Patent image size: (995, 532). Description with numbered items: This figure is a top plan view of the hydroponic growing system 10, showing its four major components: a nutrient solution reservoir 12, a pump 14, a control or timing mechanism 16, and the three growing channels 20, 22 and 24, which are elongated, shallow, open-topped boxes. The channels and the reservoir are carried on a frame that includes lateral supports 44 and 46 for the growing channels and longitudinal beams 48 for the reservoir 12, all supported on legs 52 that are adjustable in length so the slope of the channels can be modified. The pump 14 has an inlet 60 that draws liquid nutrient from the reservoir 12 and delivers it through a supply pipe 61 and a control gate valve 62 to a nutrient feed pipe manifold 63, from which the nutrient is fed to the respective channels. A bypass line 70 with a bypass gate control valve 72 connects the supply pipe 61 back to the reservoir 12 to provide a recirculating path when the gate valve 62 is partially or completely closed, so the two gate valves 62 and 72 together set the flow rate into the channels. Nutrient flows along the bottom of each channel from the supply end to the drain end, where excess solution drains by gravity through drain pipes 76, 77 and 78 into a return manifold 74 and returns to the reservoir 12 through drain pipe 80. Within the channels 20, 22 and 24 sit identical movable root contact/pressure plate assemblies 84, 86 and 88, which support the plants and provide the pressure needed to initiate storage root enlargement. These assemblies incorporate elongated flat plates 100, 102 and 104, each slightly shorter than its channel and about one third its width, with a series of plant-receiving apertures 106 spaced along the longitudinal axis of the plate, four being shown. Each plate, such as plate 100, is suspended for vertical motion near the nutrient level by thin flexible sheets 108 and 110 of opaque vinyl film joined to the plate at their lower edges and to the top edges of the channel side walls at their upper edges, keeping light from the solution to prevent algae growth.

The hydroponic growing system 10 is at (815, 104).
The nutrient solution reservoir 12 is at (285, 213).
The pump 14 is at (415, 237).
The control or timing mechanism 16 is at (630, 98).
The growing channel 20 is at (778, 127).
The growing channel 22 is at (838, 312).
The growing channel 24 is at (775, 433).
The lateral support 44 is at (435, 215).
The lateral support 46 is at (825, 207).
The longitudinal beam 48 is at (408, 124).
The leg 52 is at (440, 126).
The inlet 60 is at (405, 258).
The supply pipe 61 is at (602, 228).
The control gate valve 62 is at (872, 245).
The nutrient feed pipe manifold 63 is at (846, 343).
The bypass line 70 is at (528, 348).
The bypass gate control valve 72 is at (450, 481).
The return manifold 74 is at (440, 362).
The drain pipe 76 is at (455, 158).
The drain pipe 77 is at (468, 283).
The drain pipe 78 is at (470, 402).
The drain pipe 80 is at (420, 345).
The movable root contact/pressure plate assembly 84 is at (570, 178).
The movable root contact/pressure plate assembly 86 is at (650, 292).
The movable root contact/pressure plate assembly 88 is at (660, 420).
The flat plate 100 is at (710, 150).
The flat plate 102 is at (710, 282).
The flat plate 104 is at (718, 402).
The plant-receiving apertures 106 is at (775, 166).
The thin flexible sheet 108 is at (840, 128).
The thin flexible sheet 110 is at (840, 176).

******************************

• [SET PROBLEM]: Copy out the material word for word, from its start through the line that contains "The control or".

• [OUTPUT FOR THIS EXERCISE]:
Patent image size: (995, 532). Description with numbered items: This figure is a top plan view of the hydroponic growing system 10, showing its four major components: a nutrient solution reservoir 12, a pump 14, a control or timing mechanism 16, and the three growing channels 20, 22 and 24, which are elongated, shallow, open-topped boxes. The channels and the reservoir are carried on a frame that includes lateral supports 44 and 46 for the growing channels and longitudinal beams 48 for the reservoir 12, all supported on legs 52 that are adjustable in length so the slope of the channels can be modified. The pump 14 has an inlet 60 that draws liquid nutrient from the reservoir 12 and delivers it through a supply pipe 61 and a control gate valve 62 to a nutrient feed pipe manifold 63, from which the nutrient is fed to the respective channels. A bypass line 70 with a bypass gate control valve 72 connects the supply pipe 61 back to the reservoir 12 to provide a recirculating path when the gate valve 62 is partially or completely closed, so the two gate valves 62 and 72 together set the flow rate into the channels. Nutrient flows along the bottom of each channel from the supply end to the drain end, where excess solution drains by gravity through drain pipes 76, 77 and 78 into a return manifold 74 and returns to the reservoir 12 through drain pipe 80. Within the channels 20, 22 and 24 sit identical movable root contact/pressure plate assemblies 84, 86 and 88, which support the plants and provide the pressure needed to initiate storage root enlargement. These assemblies incorporate elongated flat plates 100, 102 and 104, each slightly shorter than its channel and about one third its width, with a series of plant-receiving apertures 106 spaced along the longitudinal axis of the plate, four being shown. Each plate, such as plate 100, is suspended for vertical motion near the nutrient level by thin flexible sheets 108 and 110 of opaque vinyl film joined to the plate at their lower edges and to the top edges of the channel side walls at their upper edges, keeping light from the solution to prevent algae growth.

The hydroponic growing system 10 is at (815, 104).
The nutrient solution reservoir 12 is at (285, 213).
The pump 14 is at (415, 237).
The control or timing mechanism 16 is at (630, 98).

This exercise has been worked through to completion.